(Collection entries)
▬▬▬▬▬▬▬▬▬▬

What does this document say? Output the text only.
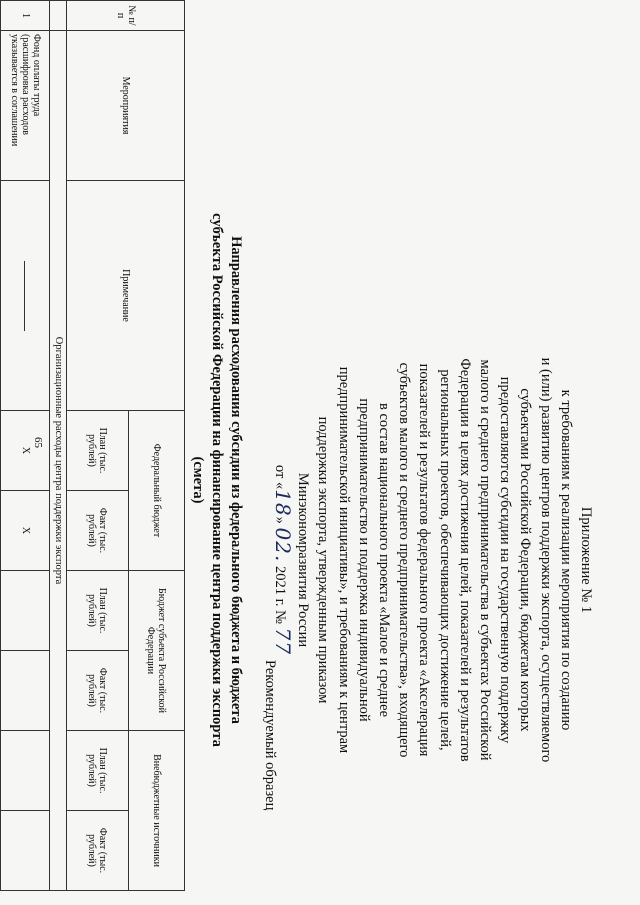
65
Приложение № 1
к требованиям к реализации мероприятия по созданию
и (или) развитию центров поддержки экспорта, осуществляемого
субъектами Российской Федерации, бюджетам которых
предоставляются субсидии на государственную поддержку
малого и среднего предпринимательства в субъектах Российской
Федерации в целях достижения целей, показателей и результатов
региональных проектов, обеспечивающих достижение целей,
показателей и результатов федерального проекта «Акселерация
субъектов малого и среднего предпринимательства», входящего
в состав национального проекта «Малое и среднее
предпринимательство и поддержка индивидуальной
предпринимательской инициативы», и требованиям к центрам
поддержки экспорта, утвержденным приказом
Минэкономразвития России
от «18» 02. 2021 г. № 77
Рекомендуемый образец
Направления расходования субсидии из федерального бюджета и бюджета
субъекта Российской Федерации на финансирование центра поддержки экспорта
(смета)
№ п/п	Мероприятия	Примечание	Федеральный бюджет		Бюджет субъекта Российской Федерации		Внебюджетные источники	
			План (тыс. рублей)	Факт (тыс. рублей)	План (тыс. рублей)	Факт (тыс. рублей)	План (тыс. рублей)	Факт (тыс. рублей)
	Организационные расходы центра поддержки экспорта							
1	Фонд оплаты труда (расшифровка расходов указывается в соглашении		X	X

▬▬▬▬▬▬▬▬▬▬

● EXERCISE: With the pictures left out, transcribe the material exactly.

● WRITTEN REPLY:
What does this document say? Output the text only.
65
Приложение № 1
к требованиям к реализации мероприятия по созданию
и (или) развитию центров поддержки экспорта, осуществляемого
субъектами Российской Федерации, бюджетам которых
предоставляются субсидии на государственную поддержку
малого и среднего предпринимательства в субъектах Российской
Федерации в целях достижения целей, показателей и результатов
региональных проектов, обеспечивающих достижение целей,
показателей и результатов федерального проекта «Акселерация
субъектов малого и среднего предпринимательства», входящего
в состав национального проекта «Малое и среднее
предпринимательство и поддержка индивидуальной
предпринимательской инициативы», и требованиям к центрам
поддержки экспорта, утвержденным приказом
Минэкономразвития России
от «18» 02. 2021 г. № 77
Рекомендуемый образец
Направления расходования субсидии из федерального бюджета и бюджета
субъекта Российской Федерации на финансирование центра поддержки экспорта
(смета)
№ п/п	Мероприятия	Примечание	Федеральный бюджет		Бюджет субъекта Российской Федерации		Внебюджетные источники	
			План (тыс. рублей)	Факт (тыс. рублей)	План (тыс. рублей)	Факт (тыс. рублей)	План (тыс. рублей)	Факт (тыс. рублей)
	Организационные расходы центра поддержки экспорта							
1	Фонд оплаты труда (расшифровка расходов указывается в соглашении		X	X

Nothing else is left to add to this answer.